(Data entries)
-*-*-

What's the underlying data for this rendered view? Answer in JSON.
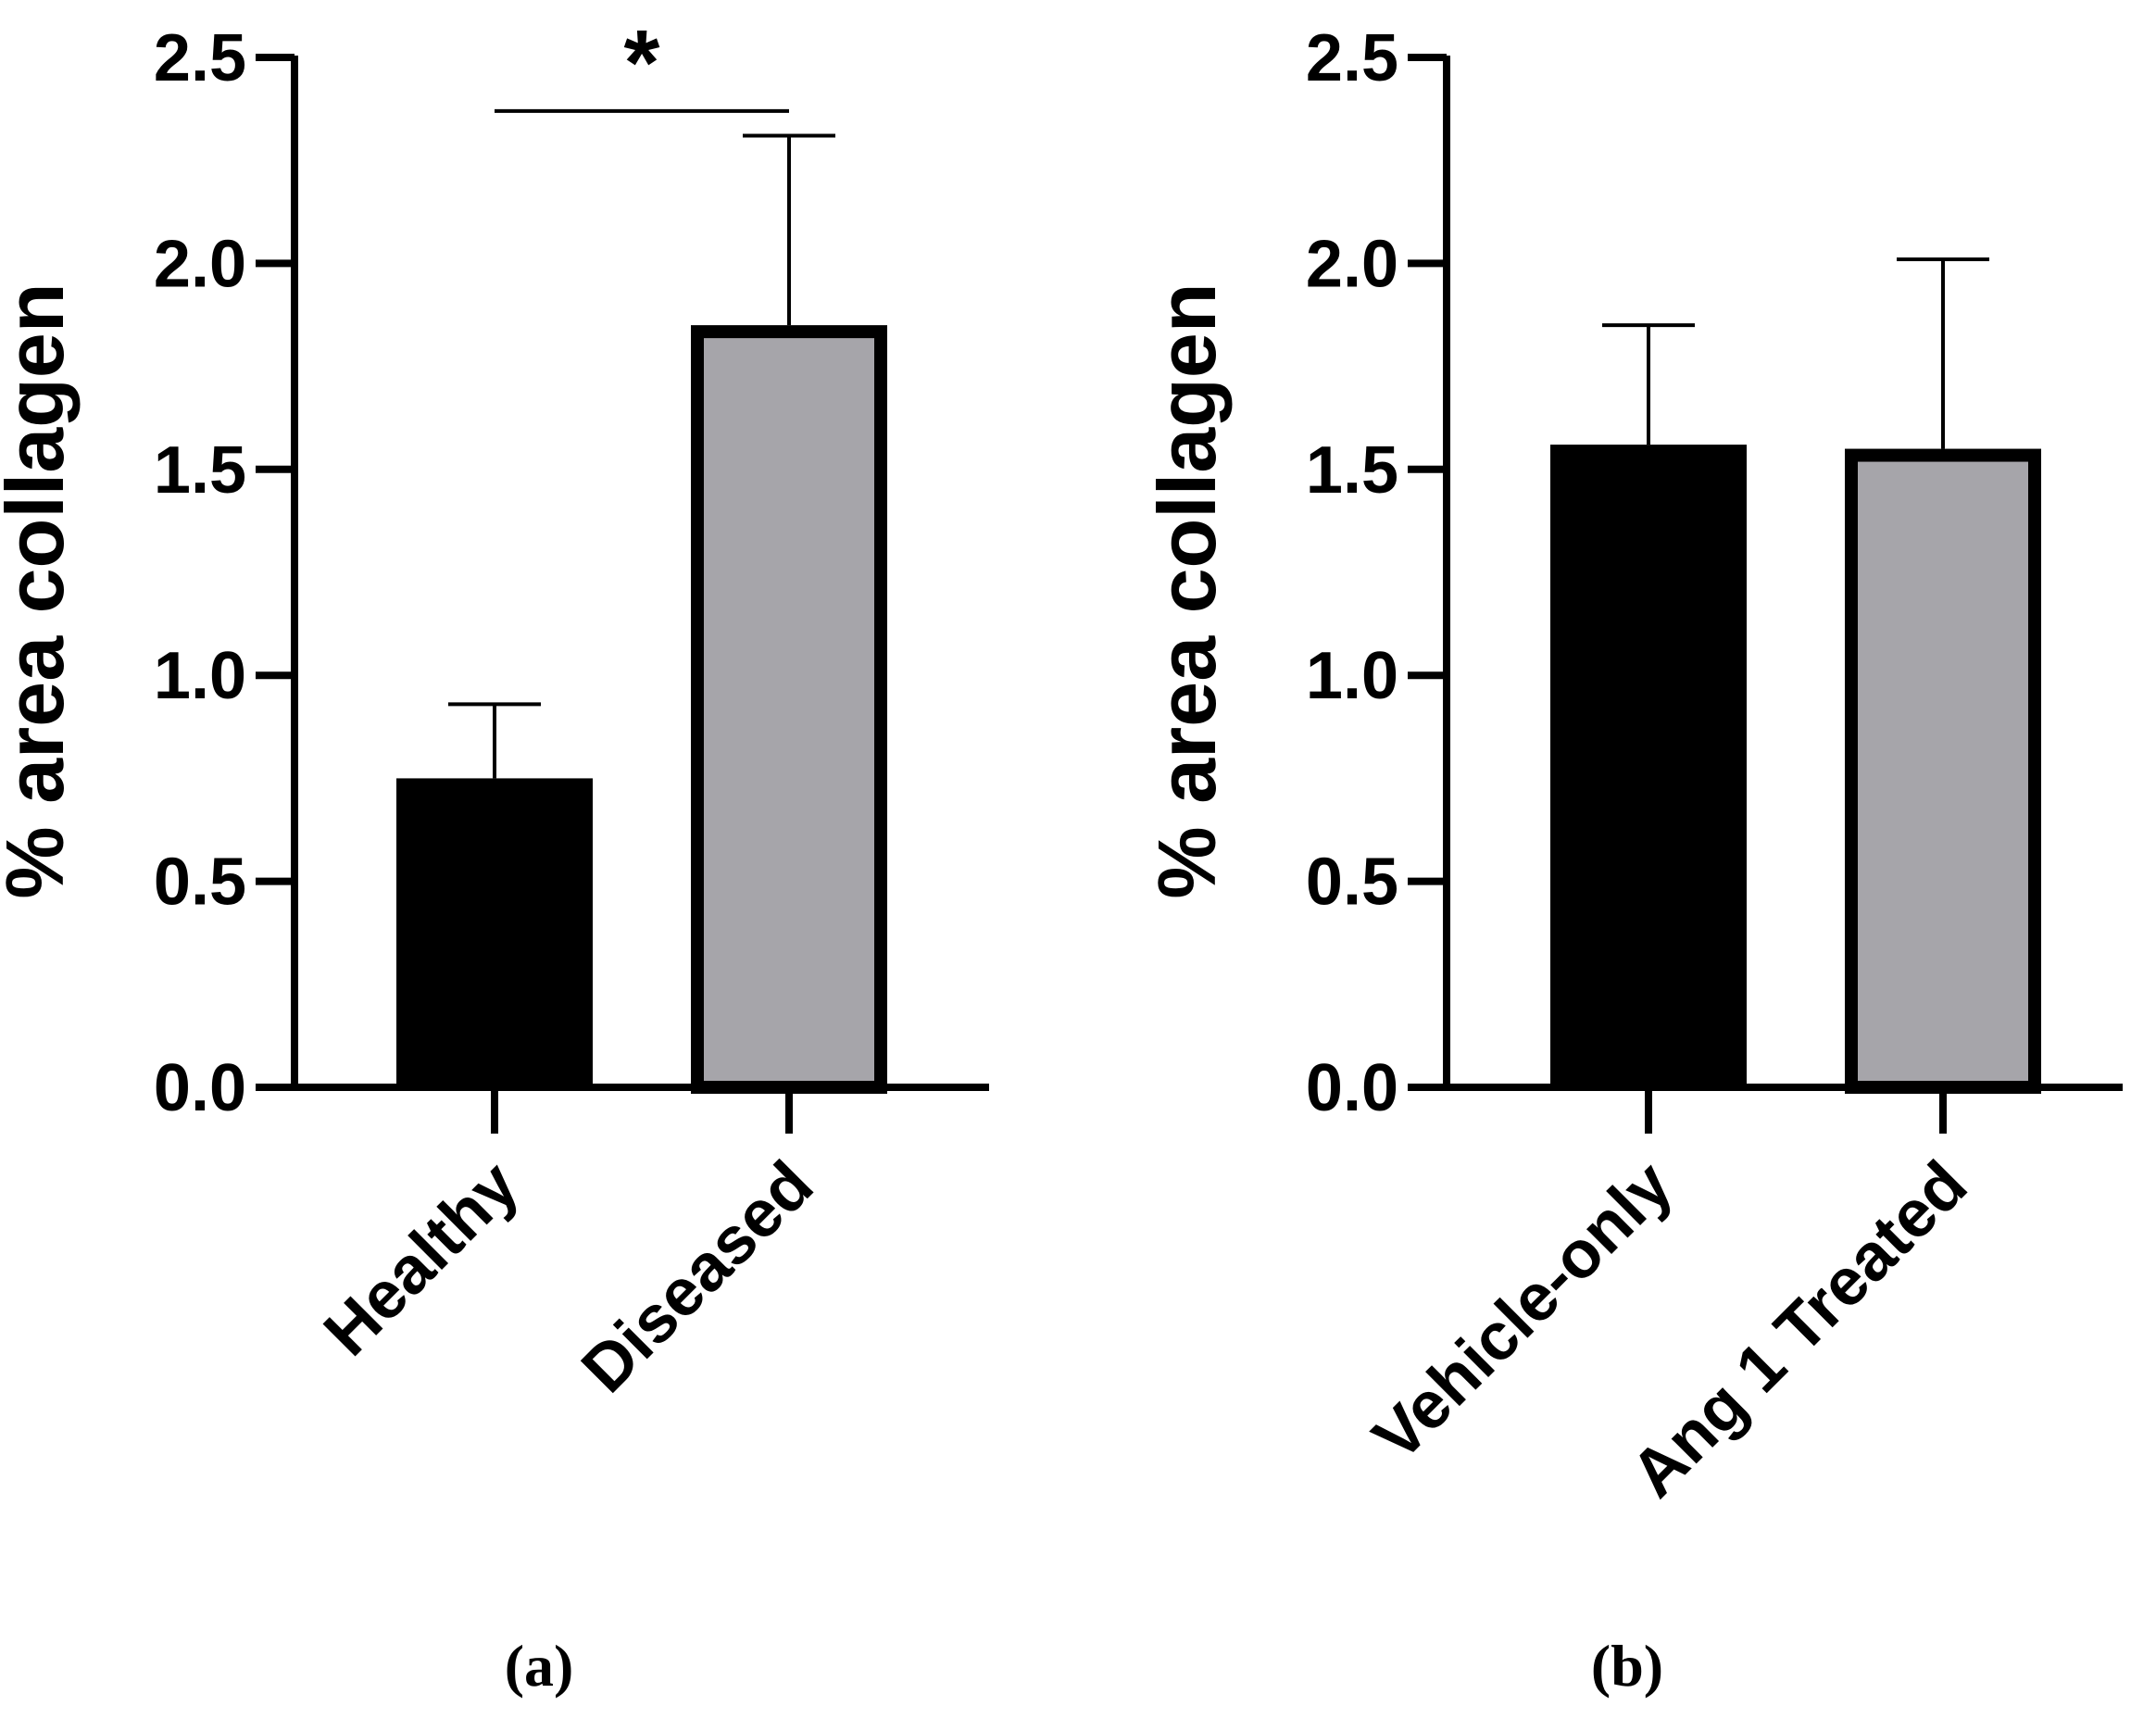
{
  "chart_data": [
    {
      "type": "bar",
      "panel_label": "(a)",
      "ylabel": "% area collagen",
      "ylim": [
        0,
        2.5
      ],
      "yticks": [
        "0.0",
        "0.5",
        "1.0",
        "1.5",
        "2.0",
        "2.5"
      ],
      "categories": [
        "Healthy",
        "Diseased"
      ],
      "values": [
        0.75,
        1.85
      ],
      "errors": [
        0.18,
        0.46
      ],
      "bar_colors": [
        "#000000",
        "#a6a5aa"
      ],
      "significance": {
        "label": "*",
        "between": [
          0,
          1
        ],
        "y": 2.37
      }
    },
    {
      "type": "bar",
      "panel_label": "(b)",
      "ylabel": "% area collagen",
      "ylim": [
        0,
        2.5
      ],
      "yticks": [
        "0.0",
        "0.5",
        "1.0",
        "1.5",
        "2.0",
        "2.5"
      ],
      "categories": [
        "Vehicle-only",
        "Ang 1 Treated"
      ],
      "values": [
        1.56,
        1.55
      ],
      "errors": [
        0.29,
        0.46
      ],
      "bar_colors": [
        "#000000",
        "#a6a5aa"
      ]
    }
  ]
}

-*-*-

* [WHAT YOU ARE ASKED TO DO] Transcribe all the data word for word; the images stay out.

* [WRITTEN SOLUTION]
What's the underlying data for this rendered view? Answer in JSON.
{
  "chart_data": [
    {
      "type": "bar",
      "panel_label": "(a)",
      "ylabel": "% area collagen",
      "ylim": [
        0,
        2.5
      ],
      "yticks": [
        "0.0",
        "0.5",
        "1.0",
        "1.5",
        "2.0",
        "2.5"
      ],
      "categories": [
        "Healthy",
        "Diseased"
      ],
      "values": [
        0.75,
        1.85
      ],
      "errors": [
        0.18,
        0.46
      ],
      "bar_colors": [
        "#000000",
        "#a6a5aa"
      ],
      "significance": {
        "label": "*",
        "between": [
          0,
          1
        ],
        "y": 2.37
      }
    },
    {
      "type": "bar",
      "panel_label": "(b)",
      "ylabel": "% area collagen",
      "ylim": [
        0,
        2.5
      ],
      "yticks": [
        "0.0",
        "0.5",
        "1.0",
        "1.5",
        "2.0",
        "2.5"
      ],
      "categories": [
        "Vehicle-only",
        "Ang 1 Treated"
      ],
      "values": [
        1.56,
        1.55
      ],
      "errors": [
        0.29,
        0.46
      ],
      "bar_colors": [
        "#000000",
        "#a6a5aa"
      ]
    }
  ]
}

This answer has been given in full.